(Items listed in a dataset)
● ● ●

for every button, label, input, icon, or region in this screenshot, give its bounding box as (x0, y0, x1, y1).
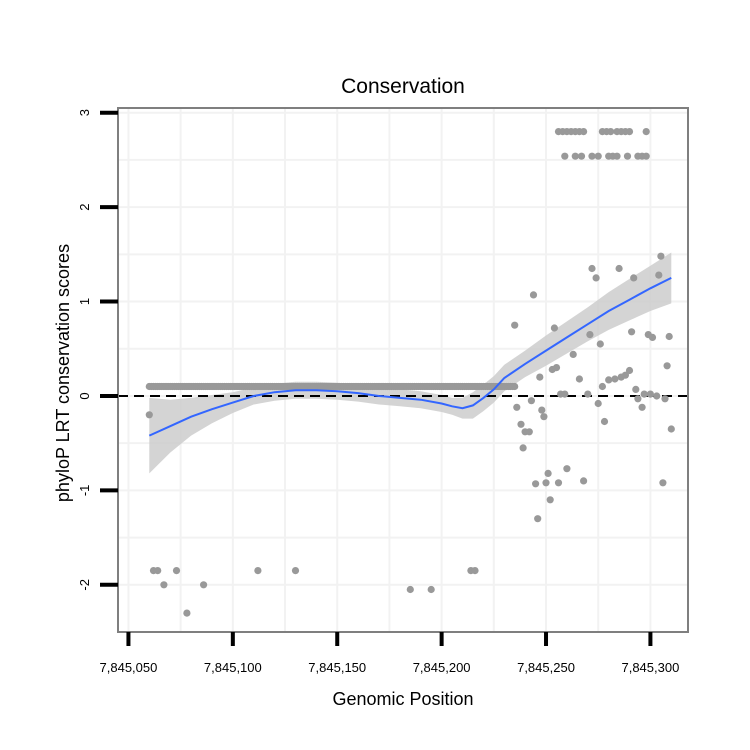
band-point (511, 382, 519, 391)
data-point (580, 128, 588, 136)
x-tick-label: 7,845,200 (413, 660, 471, 675)
data-point (665, 332, 673, 341)
plot-panel (118, 108, 688, 632)
data-point (540, 413, 548, 421)
data-point (571, 152, 579, 160)
x-tick-label: 7,845,250 (517, 660, 575, 675)
x-tick-label: 7,845,150 (308, 660, 366, 675)
x-tick-label: 7,845,050 (100, 660, 158, 675)
data-point (588, 152, 596, 160)
data-point (648, 333, 657, 341)
data-point (625, 128, 634, 136)
data-point (632, 385, 640, 393)
data-point (569, 350, 577, 358)
data-point (517, 420, 525, 428)
data-point (646, 390, 655, 398)
data-point (513, 403, 521, 411)
data-point (427, 585, 435, 594)
data-point (630, 274, 638, 282)
data-point (659, 479, 667, 487)
y-tick-label: -1 (77, 485, 92, 497)
data-point (546, 496, 554, 504)
y-tick-label: 2 (77, 203, 92, 210)
data-point (584, 390, 592, 398)
data-point (653, 392, 661, 400)
data-point (561, 390, 569, 398)
data-point (542, 479, 550, 487)
data-point (600, 417, 609, 426)
data-point (561, 152, 569, 160)
data-point (663, 362, 671, 370)
data-point (580, 477, 588, 485)
data-point (634, 395, 642, 403)
panel-border (117, 107, 689, 633)
y-tick-label: 3 (77, 109, 92, 116)
data-point (596, 340, 604, 348)
data-point (406, 585, 414, 594)
y-axis: -2 -1 0 1 2 3 (77, 109, 118, 591)
data-point (519, 444, 527, 452)
data-point (550, 324, 559, 332)
data-point (588, 264, 596, 273)
data-point (554, 479, 563, 487)
data-point (661, 395, 669, 403)
data-point (544, 469, 552, 477)
data-point (538, 406, 546, 414)
data-point (598, 382, 607, 391)
data-point (145, 411, 153, 419)
data-point (291, 567, 300, 575)
data-point (642, 152, 650, 160)
y-tick-label: 0 (77, 392, 92, 399)
data-points (145, 128, 675, 617)
data-point (592, 274, 600, 282)
data-point (534, 515, 542, 523)
data-point (183, 609, 191, 617)
data-point (575, 375, 584, 383)
data-point (642, 128, 650, 136)
data-point (667, 425, 675, 433)
data-point (552, 364, 561, 372)
data-point (254, 567, 262, 575)
y-tick-label: 1 (77, 298, 92, 305)
data-point (154, 567, 162, 575)
data-point (638, 403, 646, 411)
data-point (172, 567, 181, 575)
data-point (607, 128, 615, 136)
data-point (613, 152, 621, 160)
data-point (655, 271, 663, 279)
data-point (611, 375, 619, 383)
x-axis: 7,845,050 7,845,100 7,845,150 7,845,200 7,84… (100, 632, 679, 675)
data-point (586, 331, 594, 339)
data-point (657, 252, 665, 260)
data-point (594, 152, 602, 160)
data-point (605, 376, 613, 384)
data-point (536, 373, 544, 381)
data-point (577, 152, 586, 160)
data-point (527, 397, 536, 405)
data-point (615, 264, 623, 273)
data-point (200, 581, 208, 589)
data-point (529, 291, 538, 299)
smooth-trend-line (148, 277, 672, 437)
data-point (160, 581, 168, 589)
data-point (471, 567, 479, 575)
chart-title: Conservation (341, 75, 465, 98)
data-point (621, 371, 630, 379)
data-point (625, 366, 634, 375)
data-point (525, 428, 533, 436)
data-point (511, 321, 519, 329)
x-tick-label: 7,845,300 (621, 660, 679, 675)
data-point (628, 328, 636, 336)
dense-point-band (145, 382, 519, 391)
y-axis-label: phyloP LRT conservation scores (53, 244, 73, 502)
y-tick-label: -2 (77, 579, 92, 591)
data-point (532, 480, 540, 488)
data-point (594, 399, 602, 408)
x-tick-label: 7,845,100 (204, 660, 262, 675)
data-point (623, 152, 632, 160)
x-axis-label: Genomic Position (332, 689, 473, 709)
data-point (563, 465, 571, 473)
data-point (640, 390, 648, 398)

● ● ●

YOUR OBJECTIVE
Output nothing but the records, word for word, and none of their pictures.

YOUR SOLUTION
for every button, label, input, icon, or region in this screenshot, give its bounding box as (x0, y0, x1, y1).
band-point (511, 382, 519, 391)
data-point (580, 128, 588, 136)
x-tick-label: 7,845,200 (413, 660, 471, 675)
data-point (665, 332, 673, 341)
plot-panel (118, 108, 688, 632)
data-point (540, 413, 548, 421)
data-point (571, 152, 579, 160)
x-tick-label: 7,845,250 (517, 660, 575, 675)
x-tick-label: 7,845,150 (308, 660, 366, 675)
x-tick-label: 7,845,050 (100, 660, 158, 675)
data-point (588, 152, 596, 160)
data-point (648, 333, 657, 341)
data-point (625, 128, 634, 136)
data-point (632, 385, 640, 393)
data-point (569, 350, 577, 358)
data-point (517, 420, 525, 428)
data-point (646, 390, 655, 398)
data-point (513, 403, 521, 411)
data-point (427, 585, 435, 594)
data-point (630, 274, 638, 282)
data-point (659, 479, 667, 487)
y-tick-label: -1 (77, 485, 92, 497)
data-point (546, 496, 554, 504)
y-tick-label: 2 (77, 203, 92, 210)
data-point (584, 390, 592, 398)
data-point (653, 392, 661, 400)
data-point (561, 390, 569, 398)
data-point (542, 479, 550, 487)
data-point (600, 417, 609, 426)
data-point (561, 152, 569, 160)
data-point (663, 362, 671, 370)
data-point (580, 477, 588, 485)
data-point (634, 395, 642, 403)
panel-border (117, 107, 689, 633)
y-tick-label: 3 (77, 109, 92, 116)
data-point (596, 340, 604, 348)
data-point (406, 585, 414, 594)
y-axis: -2 -1 0 1 2 3 (77, 109, 118, 591)
data-point (519, 444, 527, 452)
data-point (550, 324, 559, 332)
data-point (588, 264, 596, 273)
data-point (554, 479, 563, 487)
data-point (661, 395, 669, 403)
data-point (544, 469, 552, 477)
data-point (538, 406, 546, 414)
data-point (598, 382, 607, 391)
data-point (145, 411, 153, 419)
data-point (291, 567, 300, 575)
data-point (642, 152, 650, 160)
y-tick-label: 0 (77, 392, 92, 399)
data-points (145, 128, 675, 617)
data-point (592, 274, 600, 282)
data-point (534, 515, 542, 523)
data-point (183, 609, 191, 617)
data-point (575, 375, 584, 383)
data-point (642, 128, 650, 136)
data-point (667, 425, 675, 433)
data-point (552, 364, 561, 372)
data-point (254, 567, 262, 575)
y-tick-label: 1 (77, 298, 92, 305)
data-point (154, 567, 162, 575)
data-point (638, 403, 646, 411)
data-point (172, 567, 181, 575)
data-point (607, 128, 615, 136)
data-point (613, 152, 621, 160)
data-point (655, 271, 663, 279)
data-point (611, 375, 619, 383)
x-axis: 7,845,050 7,845,100 7,845,150 7,845,200 7,84… (100, 632, 679, 675)
data-point (586, 331, 594, 339)
data-point (657, 252, 665, 260)
data-point (594, 152, 602, 160)
data-point (605, 376, 613, 384)
data-point (536, 373, 544, 381)
data-point (577, 152, 586, 160)
data-point (527, 397, 536, 405)
data-point (615, 264, 623, 273)
data-point (200, 581, 208, 589)
data-point (529, 291, 538, 299)
smooth-trend-line (148, 277, 672, 437)
data-point (160, 581, 168, 589)
data-point (471, 567, 479, 575)
chart-title: Conservation (341, 75, 465, 98)
data-point (621, 371, 630, 379)
data-point (625, 366, 634, 375)
data-point (525, 428, 533, 436)
data-point (511, 321, 519, 329)
x-tick-label: 7,845,300 (621, 660, 679, 675)
data-point (628, 328, 636, 336)
dense-point-band (145, 382, 519, 391)
y-axis-label: phyloP LRT conservation scores (53, 244, 73, 502)
y-tick-label: -2 (77, 579, 92, 591)
data-point (532, 480, 540, 488)
data-point (594, 399, 602, 408)
x-tick-label: 7,845,100 (204, 660, 262, 675)
data-point (623, 152, 632, 160)
x-axis-label: Genomic Position (332, 689, 473, 709)
data-point (563, 465, 571, 473)
data-point (640, 390, 648, 398)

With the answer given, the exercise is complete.